Direction –
Copy every one of the following rows word for word, and leave out the pictures.

Information supplied –
start

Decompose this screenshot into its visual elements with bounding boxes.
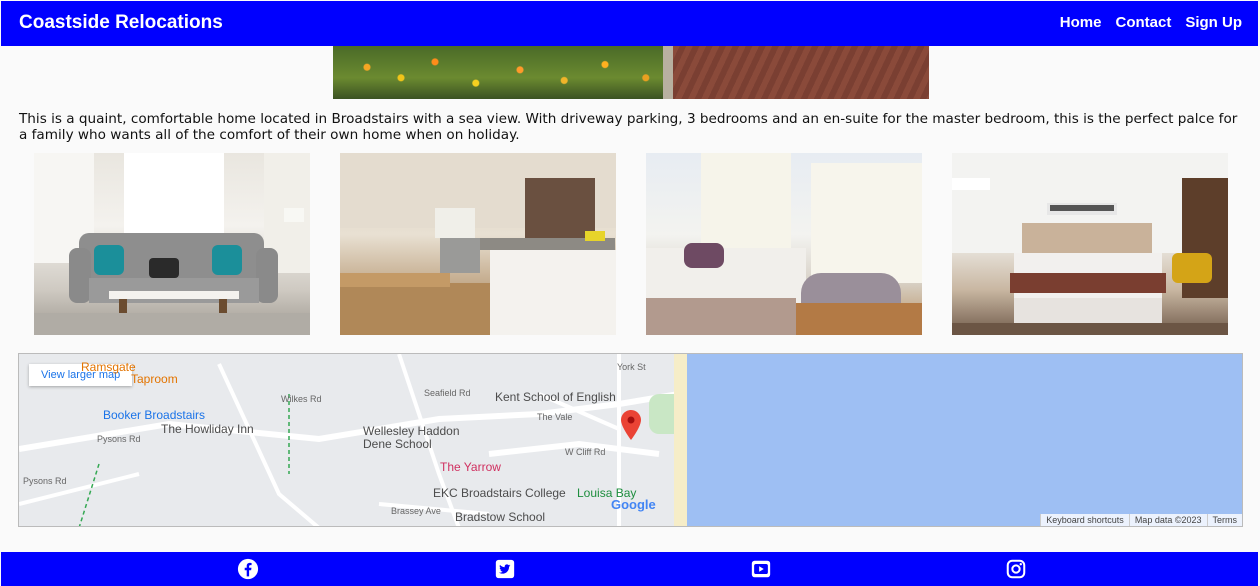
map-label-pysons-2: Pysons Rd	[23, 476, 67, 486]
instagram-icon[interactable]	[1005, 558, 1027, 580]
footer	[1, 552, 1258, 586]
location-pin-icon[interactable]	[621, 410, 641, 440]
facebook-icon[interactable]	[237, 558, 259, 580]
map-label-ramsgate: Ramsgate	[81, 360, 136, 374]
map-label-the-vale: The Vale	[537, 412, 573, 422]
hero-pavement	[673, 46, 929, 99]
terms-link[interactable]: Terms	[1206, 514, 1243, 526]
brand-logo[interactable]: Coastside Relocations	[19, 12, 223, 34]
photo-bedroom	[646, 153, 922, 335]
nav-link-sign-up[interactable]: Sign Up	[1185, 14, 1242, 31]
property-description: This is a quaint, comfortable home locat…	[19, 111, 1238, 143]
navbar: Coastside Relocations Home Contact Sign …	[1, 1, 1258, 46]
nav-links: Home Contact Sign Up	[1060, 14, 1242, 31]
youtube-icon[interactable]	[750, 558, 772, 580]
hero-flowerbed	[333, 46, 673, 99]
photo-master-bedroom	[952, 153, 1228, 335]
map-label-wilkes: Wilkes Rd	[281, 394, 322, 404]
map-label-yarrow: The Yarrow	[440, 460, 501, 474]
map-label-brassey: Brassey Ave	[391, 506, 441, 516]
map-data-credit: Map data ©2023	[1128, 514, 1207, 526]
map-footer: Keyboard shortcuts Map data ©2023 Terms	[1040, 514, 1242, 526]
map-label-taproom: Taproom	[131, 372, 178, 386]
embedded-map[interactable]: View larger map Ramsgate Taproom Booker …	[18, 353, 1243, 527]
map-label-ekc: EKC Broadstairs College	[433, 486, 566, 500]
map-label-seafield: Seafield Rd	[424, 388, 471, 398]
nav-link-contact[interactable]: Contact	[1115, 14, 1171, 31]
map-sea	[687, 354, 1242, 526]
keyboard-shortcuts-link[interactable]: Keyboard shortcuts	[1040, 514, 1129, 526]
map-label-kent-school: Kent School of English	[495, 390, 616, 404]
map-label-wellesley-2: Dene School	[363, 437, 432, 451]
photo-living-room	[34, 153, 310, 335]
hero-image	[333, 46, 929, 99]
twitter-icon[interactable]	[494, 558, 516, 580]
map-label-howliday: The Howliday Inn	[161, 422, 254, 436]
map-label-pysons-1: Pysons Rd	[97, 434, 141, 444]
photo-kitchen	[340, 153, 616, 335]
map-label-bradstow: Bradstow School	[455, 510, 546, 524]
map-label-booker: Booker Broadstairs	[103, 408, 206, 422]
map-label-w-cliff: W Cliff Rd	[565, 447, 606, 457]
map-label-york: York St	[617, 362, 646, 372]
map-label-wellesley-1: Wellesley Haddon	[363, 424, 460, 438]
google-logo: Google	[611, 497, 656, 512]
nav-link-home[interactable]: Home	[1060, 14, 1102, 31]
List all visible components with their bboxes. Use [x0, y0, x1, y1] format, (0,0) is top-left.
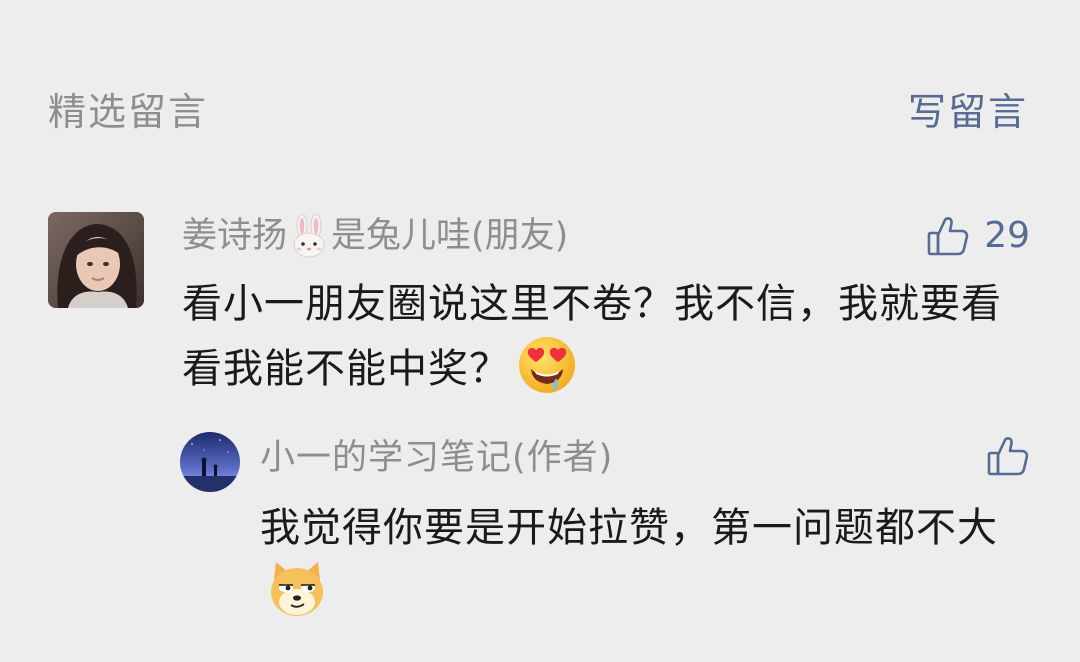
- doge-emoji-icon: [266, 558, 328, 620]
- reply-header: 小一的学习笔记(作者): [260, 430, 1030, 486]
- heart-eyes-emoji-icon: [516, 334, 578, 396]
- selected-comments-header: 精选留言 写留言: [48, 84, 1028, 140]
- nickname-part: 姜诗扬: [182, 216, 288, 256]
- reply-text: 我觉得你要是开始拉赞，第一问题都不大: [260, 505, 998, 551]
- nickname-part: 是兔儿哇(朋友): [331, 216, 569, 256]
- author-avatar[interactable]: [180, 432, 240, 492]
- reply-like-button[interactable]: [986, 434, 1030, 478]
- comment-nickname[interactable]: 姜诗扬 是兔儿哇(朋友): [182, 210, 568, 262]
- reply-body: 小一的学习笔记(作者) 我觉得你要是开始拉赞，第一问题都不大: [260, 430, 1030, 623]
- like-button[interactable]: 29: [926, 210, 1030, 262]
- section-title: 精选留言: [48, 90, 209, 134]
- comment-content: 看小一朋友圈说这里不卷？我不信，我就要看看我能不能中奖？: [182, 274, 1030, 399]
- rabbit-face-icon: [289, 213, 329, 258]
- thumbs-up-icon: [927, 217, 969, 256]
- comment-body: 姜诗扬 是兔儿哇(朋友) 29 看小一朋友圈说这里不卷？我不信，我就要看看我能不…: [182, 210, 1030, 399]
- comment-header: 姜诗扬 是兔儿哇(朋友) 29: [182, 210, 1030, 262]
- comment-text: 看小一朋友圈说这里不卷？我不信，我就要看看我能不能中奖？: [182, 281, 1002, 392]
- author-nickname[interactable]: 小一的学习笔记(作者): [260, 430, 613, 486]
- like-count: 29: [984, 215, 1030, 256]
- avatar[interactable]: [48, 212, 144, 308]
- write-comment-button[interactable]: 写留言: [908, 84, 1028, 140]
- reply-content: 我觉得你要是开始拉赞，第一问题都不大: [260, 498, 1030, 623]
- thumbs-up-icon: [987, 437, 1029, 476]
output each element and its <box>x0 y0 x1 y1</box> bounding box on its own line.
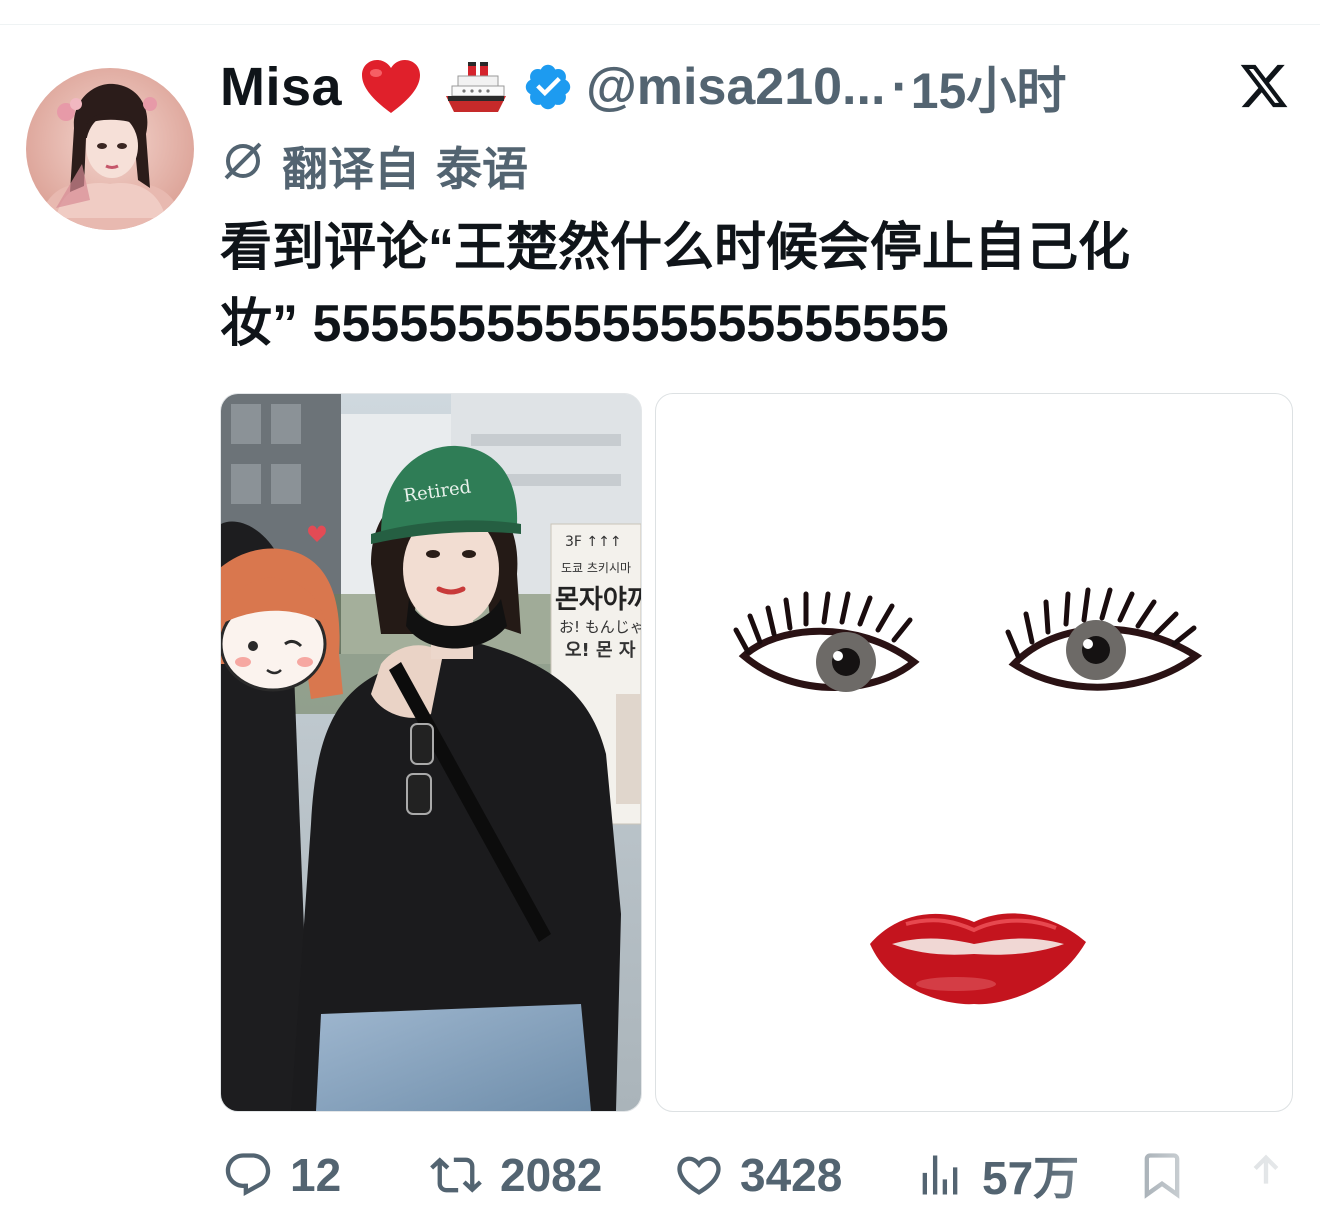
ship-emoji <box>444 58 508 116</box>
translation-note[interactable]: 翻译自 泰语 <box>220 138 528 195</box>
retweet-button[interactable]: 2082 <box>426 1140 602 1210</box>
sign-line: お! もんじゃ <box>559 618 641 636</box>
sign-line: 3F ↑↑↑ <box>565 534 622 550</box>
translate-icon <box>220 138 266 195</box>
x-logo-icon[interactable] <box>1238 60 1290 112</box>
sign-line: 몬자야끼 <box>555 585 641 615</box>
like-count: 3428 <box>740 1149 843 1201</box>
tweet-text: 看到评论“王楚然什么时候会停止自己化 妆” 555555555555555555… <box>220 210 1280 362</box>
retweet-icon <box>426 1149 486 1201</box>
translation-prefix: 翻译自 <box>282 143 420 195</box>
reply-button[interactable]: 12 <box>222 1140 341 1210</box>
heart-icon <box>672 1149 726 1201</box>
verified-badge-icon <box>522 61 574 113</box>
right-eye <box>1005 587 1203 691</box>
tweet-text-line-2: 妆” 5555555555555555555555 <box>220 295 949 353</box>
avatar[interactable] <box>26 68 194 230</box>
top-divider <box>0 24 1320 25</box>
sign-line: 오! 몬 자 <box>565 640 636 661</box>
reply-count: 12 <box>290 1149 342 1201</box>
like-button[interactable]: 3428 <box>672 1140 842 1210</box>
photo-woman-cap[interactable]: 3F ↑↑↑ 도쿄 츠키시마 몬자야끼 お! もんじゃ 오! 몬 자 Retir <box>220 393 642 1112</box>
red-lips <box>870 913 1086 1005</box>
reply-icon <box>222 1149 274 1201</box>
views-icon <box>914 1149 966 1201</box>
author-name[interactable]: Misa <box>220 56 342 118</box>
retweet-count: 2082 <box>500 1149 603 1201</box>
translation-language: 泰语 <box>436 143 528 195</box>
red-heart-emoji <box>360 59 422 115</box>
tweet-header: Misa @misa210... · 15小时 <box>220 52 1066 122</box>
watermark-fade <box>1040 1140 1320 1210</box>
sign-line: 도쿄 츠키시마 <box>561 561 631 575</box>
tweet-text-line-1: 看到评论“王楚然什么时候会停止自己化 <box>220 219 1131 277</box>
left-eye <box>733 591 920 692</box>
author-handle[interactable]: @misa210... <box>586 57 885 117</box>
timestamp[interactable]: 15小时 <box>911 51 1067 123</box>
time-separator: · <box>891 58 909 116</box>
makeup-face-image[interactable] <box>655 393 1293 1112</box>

end

Full response –
Decompose this screenshot into its visual elements with bounding boxes.
map-label-pysons-2: Pysons Rd	[23, 476, 67, 486]
instagram-icon[interactable]	[1005, 558, 1027, 580]
footer	[1, 552, 1258, 586]
location-pin-icon[interactable]	[621, 410, 641, 440]
facebook-icon[interactable]	[237, 558, 259, 580]
map-label-ramsgate: Ramsgate	[81, 360, 136, 374]
map-label-the-vale: The Vale	[537, 412, 573, 422]
hero-pavement	[673, 46, 929, 99]
terms-link[interactable]: Terms	[1206, 514, 1243, 526]
brand-logo[interactable]: Coastside Relocations	[19, 12, 223, 34]
photo-bedroom	[646, 153, 922, 335]
nav-link-sign-up[interactable]: Sign Up	[1185, 14, 1242, 31]
property-description: This is a quaint, comfortable home locat…	[19, 111, 1238, 143]
navbar: Coastside Relocations Home Contact Sign …	[1, 1, 1258, 46]
nav-links: Home Contact Sign Up	[1060, 14, 1242, 31]
youtube-icon[interactable]	[750, 558, 772, 580]
hero-flowerbed	[333, 46, 673, 99]
photo-master-bedroom	[952, 153, 1228, 335]
map-label-wilkes: Wilkes Rd	[281, 394, 322, 404]
map-label-yarrow: The Yarrow	[440, 460, 501, 474]
map-label-brassey: Brassey Ave	[391, 506, 441, 516]
map-data-credit: Map data ©2023	[1128, 514, 1207, 526]
map-footer: Keyboard shortcuts Map data ©2023 Terms	[1040, 514, 1242, 526]
map-label-taproom: Taproom	[131, 372, 178, 386]
embedded-map[interactable]: View larger map Ramsgate Taproom Booker …	[18, 353, 1243, 527]
map-label-ekc: EKC Broadstairs College	[433, 486, 566, 500]
map-label-seafield: Seafield Rd	[424, 388, 471, 398]
nav-link-contact[interactable]: Contact	[1115, 14, 1171, 31]
map-sea	[687, 354, 1242, 526]
keyboard-shortcuts-link[interactable]: Keyboard shortcuts	[1040, 514, 1129, 526]
map-label-kent-school: Kent School of English	[495, 390, 616, 404]
map-label-wellesley-2: Dene School	[363, 437, 432, 451]
photo-living-room	[34, 153, 310, 335]
hero-image	[333, 46, 929, 99]
twitter-icon[interactable]	[494, 558, 516, 580]
map-label-howliday: The Howliday Inn	[161, 422, 254, 436]
map-label-pysons-1: Pysons Rd	[97, 434, 141, 444]
photo-kitchen	[340, 153, 616, 335]
map-label-bradstow: Bradstow School	[455, 510, 546, 524]
map-label-booker: Booker Broadstairs	[103, 408, 206, 422]
map-label-w-cliff: W Cliff Rd	[565, 447, 606, 457]
map-label-york: York St	[617, 362, 646, 372]
map-label-wellesley-1: Wellesley Haddon	[363, 424, 460, 438]
google-logo: Google	[611, 497, 656, 512]
nav-link-home[interactable]: Home	[1060, 14, 1102, 31]
List all visible components with their bboxes. Use [x0, y0, x1, y1] format, (0,0) is top-left.
- doge-emoji-icon: [266, 558, 328, 620]
- reply-header: 小一的学习笔记(作者): [260, 430, 1030, 486]
- heart-eyes-emoji-icon: [516, 334, 578, 396]
- selected-comments-header: 精选留言 写留言: [48, 84, 1028, 140]
- nickname-part: 姜诗扬: [182, 216, 288, 256]
- reply-text: 我觉得你要是开始拉赞，第一问题都不大: [260, 505, 998, 551]
- nickname-part: 是兔儿哇(朋友): [331, 216, 569, 256]
- author-avatar[interactable]: [180, 432, 240, 492]
- reply-like-button[interactable]: [986, 434, 1030, 478]
- comment-nickname[interactable]: 姜诗扬 是兔儿哇(朋友): [182, 210, 568, 262]
- reply-body: 小一的学习笔记(作者) 我觉得你要是开始拉赞，第一问题都不大: [260, 430, 1030, 623]
- like-button[interactable]: 29: [926, 210, 1030, 262]
- section-title: 精选留言: [48, 90, 209, 134]
- comment-content: 看小一朋友圈说这里不卷？我不信，我就要看看我能不能中奖？: [182, 274, 1030, 399]
- rabbit-face-icon: [289, 213, 329, 258]
- thumbs-up-icon: [927, 217, 969, 256]
- comment-body: 姜诗扬 是兔儿哇(朋友) 29 看小一朋友圈说这里不卷？我不信，我就要看看我能不…: [182, 210, 1030, 399]
- comment-header: 姜诗扬 是兔儿哇(朋友) 29: [182, 210, 1030, 262]
- comment-text: 看小一朋友圈说这里不卷？我不信，我就要看看我能不能中奖？: [182, 281, 1002, 392]
- author-nickname[interactable]: 小一的学习笔记(作者): [260, 430, 613, 486]
- like-count: 29: [984, 215, 1030, 256]
- avatar[interactable]: [48, 212, 144, 308]
- write-comment-button[interactable]: 写留言: [908, 84, 1028, 140]
- reply-content: 我觉得你要是开始拉赞，第一问题都不大: [260, 498, 1030, 623]
- thumbs-up-icon: [987, 437, 1029, 476]
output each element and its <box>x0 y0 x1 y1</box> bounding box on its own line.
ship-emoji <box>444 58 508 116</box>
translation-note[interactable]: 翻译自 泰语 <box>220 138 528 195</box>
retweet-button[interactable]: 2082 <box>426 1140 602 1210</box>
sign-line: お! もんじゃ <box>559 618 641 636</box>
sign-line: 3F ↑↑↑ <box>565 534 622 550</box>
translate-icon <box>220 138 266 195</box>
x-logo-icon[interactable] <box>1238 60 1290 112</box>
sign-line: 몬자야끼 <box>555 585 641 615</box>
like-count: 3428 <box>740 1149 843 1201</box>
tweet-text: 看到评论“王楚然什么时候会停止自己化 妆” 555555555555555555… <box>220 210 1280 362</box>
retweet-icon <box>426 1149 486 1201</box>
translation-prefix: 翻译自 <box>282 143 420 195</box>
reply-button[interactable]: 12 <box>222 1140 341 1210</box>
heart-icon <box>672 1149 726 1201</box>
verified-badge-icon <box>522 61 574 113</box>
right-eye <box>1005 587 1203 691</box>
tweet-text-line-2: 妆” 5555555555555555555555 <box>220 295 949 353</box>
avatar[interactable] <box>26 68 194 230</box>
top-divider <box>0 24 1320 25</box>
sign-line: 오! 몬 자 <box>565 640 636 661</box>
reply-count: 12 <box>290 1149 342 1201</box>
like-button[interactable]: 3428 <box>672 1140 842 1210</box>
photo-woman-cap[interactable]: 3F ↑↑↑ 도쿄 츠키시마 몬자야끼 お! もんじゃ 오! 몬 자 Retir <box>220 393 642 1112</box>
red-lips <box>870 913 1086 1005</box>
reply-icon <box>222 1149 274 1201</box>
views-icon <box>914 1149 966 1201</box>
author-name[interactable]: Misa <box>220 56 342 118</box>
retweet-count: 2082 <box>500 1149 603 1201</box>
translation-language: 泰语 <box>436 143 528 195</box>
red-heart-emoji <box>360 59 422 115</box>
tweet-header: Misa @misa210... · 15小时 <box>220 52 1066 122</box>
watermark-fade <box>1040 1140 1320 1210</box>
sign-line: 도쿄 츠키시마 <box>561 561 631 575</box>
tweet-text-line-1: 看到评论“王楚然什么时候会停止自己化 <box>220 219 1131 277</box>
left-eye <box>733 591 920 692</box>
author-handle[interactable]: @misa210... <box>586 57 885 117</box>
timestamp[interactable]: 15小时 <box>911 51 1067 123</box>
time-separator: · <box>891 58 909 116</box>
makeup-face-image[interactable] <box>655 393 1293 1112</box>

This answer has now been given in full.